Jurassic Chicken Attacks!

From: Spudboy100@aol.com
Date: Thu Jul 19 2001 - 06:47:37 MDT


http://news.bbc.co.uk/hi/english/sci/tech/newsid_1446000/1446706.stm

The scientists in the film Jurassic Park
              reconstructed dinosaurs from DNA preserved in
              amber.

              That fiction is unlikely
              ever to become fact
              because DNA simply is
              not tough enough to
              survive in that way.

              But reconstructing a
              dinosaur from genes
              passed down the evolutionary tree to modern
              birds might be viable before the end of the
              century, according to scientists in the United
              States.

              "On the timescale of 50-100 years... you might
              conceivably be able to alter the DNA of a
              chicken, say, to reconstruct something that
              looks more like a dinosaur," David Stern, an
              evolutionary biologist at Princeton University
              told the BBC.

              Justified speculation?

              The speculation may be justified because the
              current explosion of information about the
              genetic make-up of various creatures, plants
              and organisms has made it clear just how many
              modern genes are closely related or even
              identical to those of long extinct life forms.

              Moving from this
              understanding to
              actually designing a
              prototype ancient
              creature is, however, a
              huge leap.

              "You can imagine that if
              we have some
              understanding of how
              the same genes are
              used in, say, a chicken
              and a lizard to generate the differences
              between those two species, then we can
              imagine trying to reconstruct something that
              looks more like a dinosaur.

| Dataset entries |
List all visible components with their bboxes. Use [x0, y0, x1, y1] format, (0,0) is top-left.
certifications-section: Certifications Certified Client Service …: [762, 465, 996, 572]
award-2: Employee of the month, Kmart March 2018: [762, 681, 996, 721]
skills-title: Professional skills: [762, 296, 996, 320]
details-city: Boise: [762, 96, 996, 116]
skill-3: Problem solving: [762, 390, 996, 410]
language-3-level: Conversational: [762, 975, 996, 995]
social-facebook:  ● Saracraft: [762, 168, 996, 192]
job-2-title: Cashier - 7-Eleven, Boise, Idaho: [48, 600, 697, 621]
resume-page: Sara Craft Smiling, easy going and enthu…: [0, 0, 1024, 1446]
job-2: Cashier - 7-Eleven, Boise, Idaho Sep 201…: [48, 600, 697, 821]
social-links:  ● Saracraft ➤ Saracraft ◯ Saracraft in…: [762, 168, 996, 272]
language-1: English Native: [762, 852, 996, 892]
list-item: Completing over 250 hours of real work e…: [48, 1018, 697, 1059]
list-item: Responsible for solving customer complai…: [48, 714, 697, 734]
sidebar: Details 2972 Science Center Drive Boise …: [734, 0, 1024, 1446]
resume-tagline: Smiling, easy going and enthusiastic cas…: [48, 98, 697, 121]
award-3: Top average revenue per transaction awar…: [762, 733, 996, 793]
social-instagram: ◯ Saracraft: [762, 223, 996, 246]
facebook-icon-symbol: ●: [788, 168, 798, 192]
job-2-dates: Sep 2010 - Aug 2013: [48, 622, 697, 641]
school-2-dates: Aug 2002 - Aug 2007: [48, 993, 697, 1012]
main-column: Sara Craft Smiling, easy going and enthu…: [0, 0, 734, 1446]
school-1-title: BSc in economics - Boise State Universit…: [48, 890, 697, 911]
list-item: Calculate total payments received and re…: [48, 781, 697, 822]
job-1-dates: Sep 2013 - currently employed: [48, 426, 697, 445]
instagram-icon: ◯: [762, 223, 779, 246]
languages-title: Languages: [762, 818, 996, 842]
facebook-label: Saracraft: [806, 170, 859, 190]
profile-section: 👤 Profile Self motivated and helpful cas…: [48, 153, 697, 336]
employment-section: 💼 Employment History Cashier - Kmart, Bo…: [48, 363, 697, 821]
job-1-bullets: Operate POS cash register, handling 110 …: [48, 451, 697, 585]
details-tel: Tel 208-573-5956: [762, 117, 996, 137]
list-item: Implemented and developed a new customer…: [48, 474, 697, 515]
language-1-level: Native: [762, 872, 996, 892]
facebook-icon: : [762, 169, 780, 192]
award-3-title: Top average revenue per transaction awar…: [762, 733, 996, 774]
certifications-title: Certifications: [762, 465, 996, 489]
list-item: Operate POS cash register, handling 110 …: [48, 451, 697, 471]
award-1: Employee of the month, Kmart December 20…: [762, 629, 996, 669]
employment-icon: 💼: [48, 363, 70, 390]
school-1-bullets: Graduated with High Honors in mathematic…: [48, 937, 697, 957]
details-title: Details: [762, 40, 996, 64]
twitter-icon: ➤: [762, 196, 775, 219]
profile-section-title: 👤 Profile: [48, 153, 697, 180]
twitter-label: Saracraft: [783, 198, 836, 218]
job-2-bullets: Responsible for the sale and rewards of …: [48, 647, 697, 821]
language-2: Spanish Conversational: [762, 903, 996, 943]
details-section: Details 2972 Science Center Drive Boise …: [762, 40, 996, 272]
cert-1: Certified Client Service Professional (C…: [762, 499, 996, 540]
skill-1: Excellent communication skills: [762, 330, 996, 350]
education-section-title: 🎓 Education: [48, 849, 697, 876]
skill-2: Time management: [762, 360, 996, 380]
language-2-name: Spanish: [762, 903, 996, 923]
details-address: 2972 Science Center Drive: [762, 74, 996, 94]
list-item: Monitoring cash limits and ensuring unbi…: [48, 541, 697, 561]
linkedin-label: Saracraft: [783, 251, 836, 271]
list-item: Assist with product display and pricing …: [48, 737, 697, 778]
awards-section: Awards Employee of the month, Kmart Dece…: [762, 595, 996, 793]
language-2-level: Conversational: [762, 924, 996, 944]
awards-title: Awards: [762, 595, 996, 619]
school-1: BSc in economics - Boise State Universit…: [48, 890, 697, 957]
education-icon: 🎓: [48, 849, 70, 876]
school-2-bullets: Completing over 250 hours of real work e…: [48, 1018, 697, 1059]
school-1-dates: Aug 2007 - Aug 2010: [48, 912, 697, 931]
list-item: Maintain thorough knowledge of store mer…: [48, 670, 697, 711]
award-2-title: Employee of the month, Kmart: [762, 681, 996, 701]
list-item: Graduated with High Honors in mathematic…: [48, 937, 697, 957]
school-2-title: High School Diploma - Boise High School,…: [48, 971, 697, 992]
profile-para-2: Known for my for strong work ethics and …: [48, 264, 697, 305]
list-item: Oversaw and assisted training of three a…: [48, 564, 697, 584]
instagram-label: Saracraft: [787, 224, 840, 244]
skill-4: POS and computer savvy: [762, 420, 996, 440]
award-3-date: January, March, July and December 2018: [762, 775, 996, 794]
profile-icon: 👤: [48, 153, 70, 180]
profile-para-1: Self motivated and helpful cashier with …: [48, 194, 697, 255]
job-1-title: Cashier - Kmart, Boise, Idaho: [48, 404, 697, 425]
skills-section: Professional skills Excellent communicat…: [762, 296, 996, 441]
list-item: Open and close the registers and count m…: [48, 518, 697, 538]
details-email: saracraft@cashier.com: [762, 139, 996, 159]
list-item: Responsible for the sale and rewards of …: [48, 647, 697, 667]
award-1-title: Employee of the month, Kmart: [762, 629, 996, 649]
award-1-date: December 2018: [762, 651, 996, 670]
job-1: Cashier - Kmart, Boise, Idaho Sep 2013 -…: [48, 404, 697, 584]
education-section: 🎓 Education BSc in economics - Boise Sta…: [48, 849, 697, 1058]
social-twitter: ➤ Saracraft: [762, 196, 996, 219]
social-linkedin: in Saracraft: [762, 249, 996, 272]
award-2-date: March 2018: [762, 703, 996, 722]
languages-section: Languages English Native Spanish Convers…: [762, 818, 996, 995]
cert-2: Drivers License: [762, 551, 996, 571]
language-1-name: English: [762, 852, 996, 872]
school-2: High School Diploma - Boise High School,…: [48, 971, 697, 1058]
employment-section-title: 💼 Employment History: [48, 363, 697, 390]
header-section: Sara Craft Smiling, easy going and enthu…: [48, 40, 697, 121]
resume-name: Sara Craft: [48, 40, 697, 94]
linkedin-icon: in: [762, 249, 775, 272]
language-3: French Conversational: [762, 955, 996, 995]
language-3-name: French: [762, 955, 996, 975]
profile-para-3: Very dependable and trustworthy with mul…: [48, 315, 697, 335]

| WORK REQUIRED |
Which specific kinds of animal does the Jurassic chicken text above name?

| RESPONSE |
Dinosaurs, birds, chickens, and lizards.